Request — Find the string "dengan" in the data, then copy every line where it is found.

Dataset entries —

────────────────

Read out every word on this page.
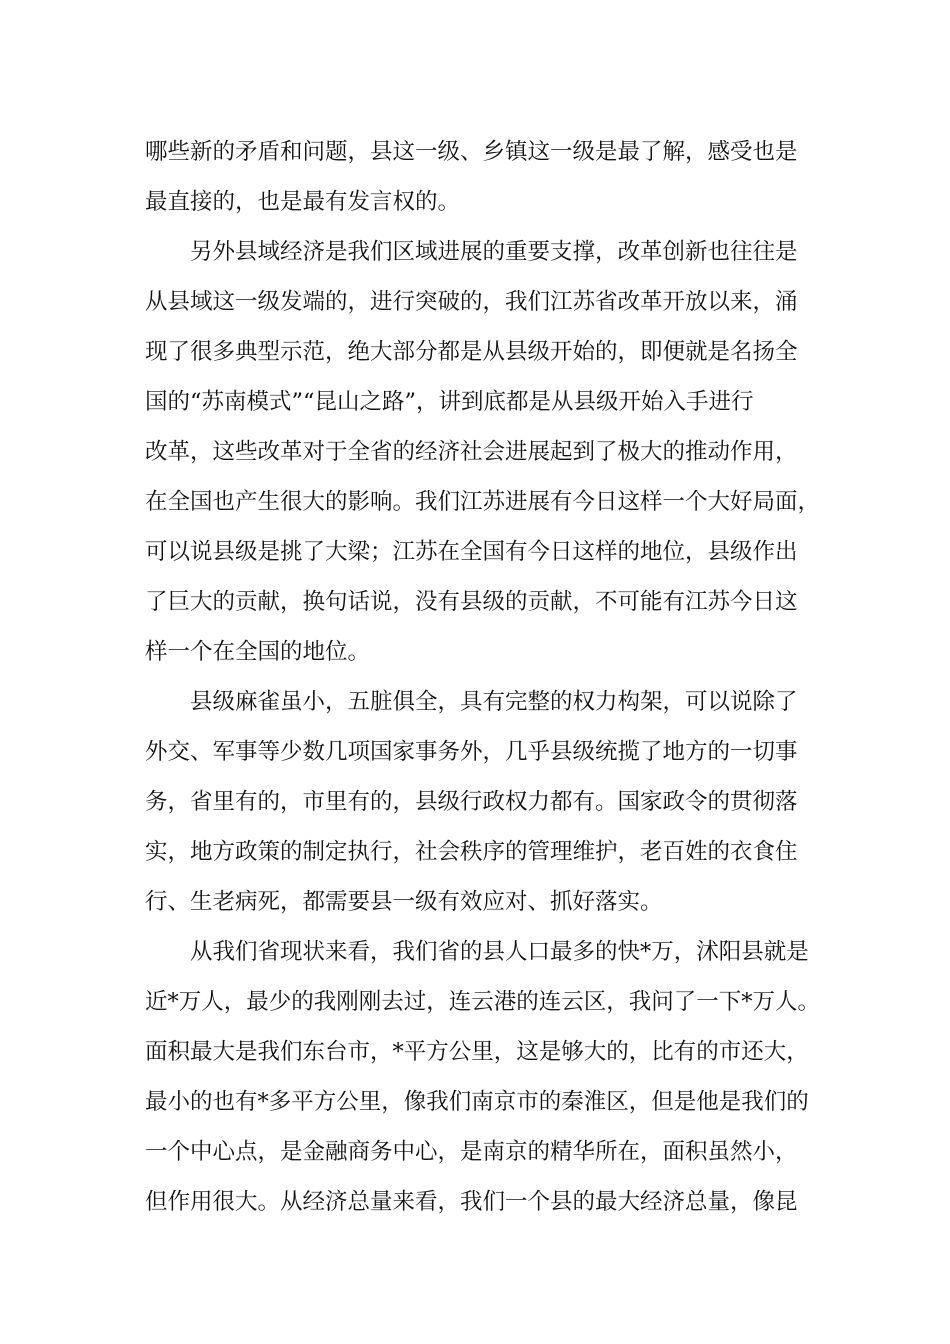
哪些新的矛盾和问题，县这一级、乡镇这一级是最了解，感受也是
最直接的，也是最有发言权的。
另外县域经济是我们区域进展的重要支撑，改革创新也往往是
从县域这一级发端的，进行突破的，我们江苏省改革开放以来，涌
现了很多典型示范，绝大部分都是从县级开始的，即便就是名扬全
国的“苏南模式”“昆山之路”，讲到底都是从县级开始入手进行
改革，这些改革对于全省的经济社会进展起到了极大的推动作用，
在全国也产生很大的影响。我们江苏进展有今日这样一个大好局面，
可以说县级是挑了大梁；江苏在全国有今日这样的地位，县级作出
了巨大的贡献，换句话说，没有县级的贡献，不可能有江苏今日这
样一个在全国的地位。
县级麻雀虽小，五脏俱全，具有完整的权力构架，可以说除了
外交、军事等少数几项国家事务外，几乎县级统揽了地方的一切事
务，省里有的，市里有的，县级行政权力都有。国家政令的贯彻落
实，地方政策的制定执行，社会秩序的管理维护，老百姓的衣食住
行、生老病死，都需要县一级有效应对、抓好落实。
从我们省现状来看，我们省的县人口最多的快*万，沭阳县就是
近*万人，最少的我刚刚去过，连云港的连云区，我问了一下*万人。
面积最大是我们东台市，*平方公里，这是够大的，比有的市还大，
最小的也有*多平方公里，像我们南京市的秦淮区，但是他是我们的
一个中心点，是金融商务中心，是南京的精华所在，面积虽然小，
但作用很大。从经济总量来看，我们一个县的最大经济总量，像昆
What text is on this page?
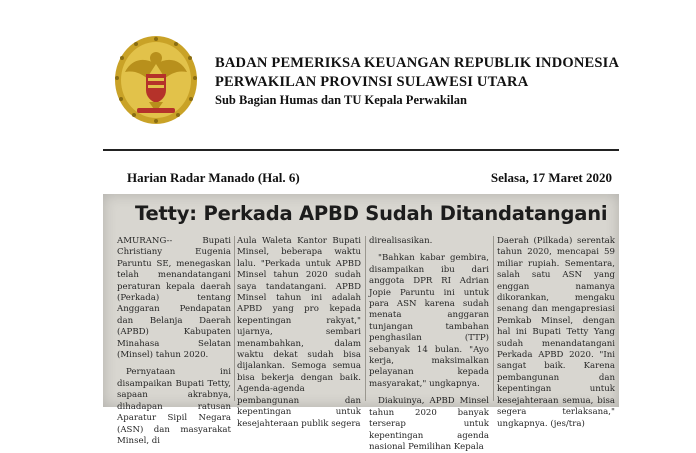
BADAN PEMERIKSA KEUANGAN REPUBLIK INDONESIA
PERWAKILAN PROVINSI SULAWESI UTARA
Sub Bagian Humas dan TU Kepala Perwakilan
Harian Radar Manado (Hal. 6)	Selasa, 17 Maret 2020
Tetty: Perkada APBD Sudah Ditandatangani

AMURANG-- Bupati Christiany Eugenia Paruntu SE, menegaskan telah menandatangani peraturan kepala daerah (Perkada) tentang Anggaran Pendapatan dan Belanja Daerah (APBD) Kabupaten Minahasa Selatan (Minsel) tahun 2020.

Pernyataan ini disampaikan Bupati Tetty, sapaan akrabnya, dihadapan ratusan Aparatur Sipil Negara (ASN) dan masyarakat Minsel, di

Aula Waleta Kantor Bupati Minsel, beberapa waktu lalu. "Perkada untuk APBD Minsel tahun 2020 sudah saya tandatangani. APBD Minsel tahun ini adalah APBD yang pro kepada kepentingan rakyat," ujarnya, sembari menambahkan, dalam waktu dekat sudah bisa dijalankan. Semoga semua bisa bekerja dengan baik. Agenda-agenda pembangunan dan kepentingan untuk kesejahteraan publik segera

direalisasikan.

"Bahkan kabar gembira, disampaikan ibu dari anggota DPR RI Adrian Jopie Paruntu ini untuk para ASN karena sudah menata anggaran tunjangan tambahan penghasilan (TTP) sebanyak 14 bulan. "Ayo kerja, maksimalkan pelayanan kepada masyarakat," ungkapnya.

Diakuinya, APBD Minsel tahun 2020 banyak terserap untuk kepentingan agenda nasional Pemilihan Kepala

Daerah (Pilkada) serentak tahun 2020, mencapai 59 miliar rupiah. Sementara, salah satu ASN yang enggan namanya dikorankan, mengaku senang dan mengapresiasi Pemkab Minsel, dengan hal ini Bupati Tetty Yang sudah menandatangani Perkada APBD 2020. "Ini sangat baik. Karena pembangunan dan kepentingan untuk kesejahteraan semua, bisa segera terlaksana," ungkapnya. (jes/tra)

────────────────

Exercise solution —
Aula Waleta Kantor Bupati Minsel, beberapa waktu lalu. "Perkada untuk APBD Minsel tahun 2020 sudah saya tandatangani. APBD Minsel tahun ini adalah APBD yang pro kepada kepentingan rakyat," ujarnya, sembari menambahkan, dalam waktu dekat sudah bisa dijalankan. Semoga semua bisa bekerja dengan baik. Agenda-agenda pembangunan dan kepentingan untuk kesejahteraan publik segera
Daerah (Pilkada) serentak tahun 2020, mencapai 59 miliar rupiah. Sementara, salah satu ASN yang enggan namanya dikorankan, mengaku senang dan mengapresiasi Pemkab Minsel, dengan hal ini Bupati Tetty Yang sudah menandatangani Perkada APBD 2020. "Ini sangat baik. Karena pembangunan dan kepentingan untuk kesejahteraan semua, bisa segera terlaksana," ungkapnya. (jes/tra)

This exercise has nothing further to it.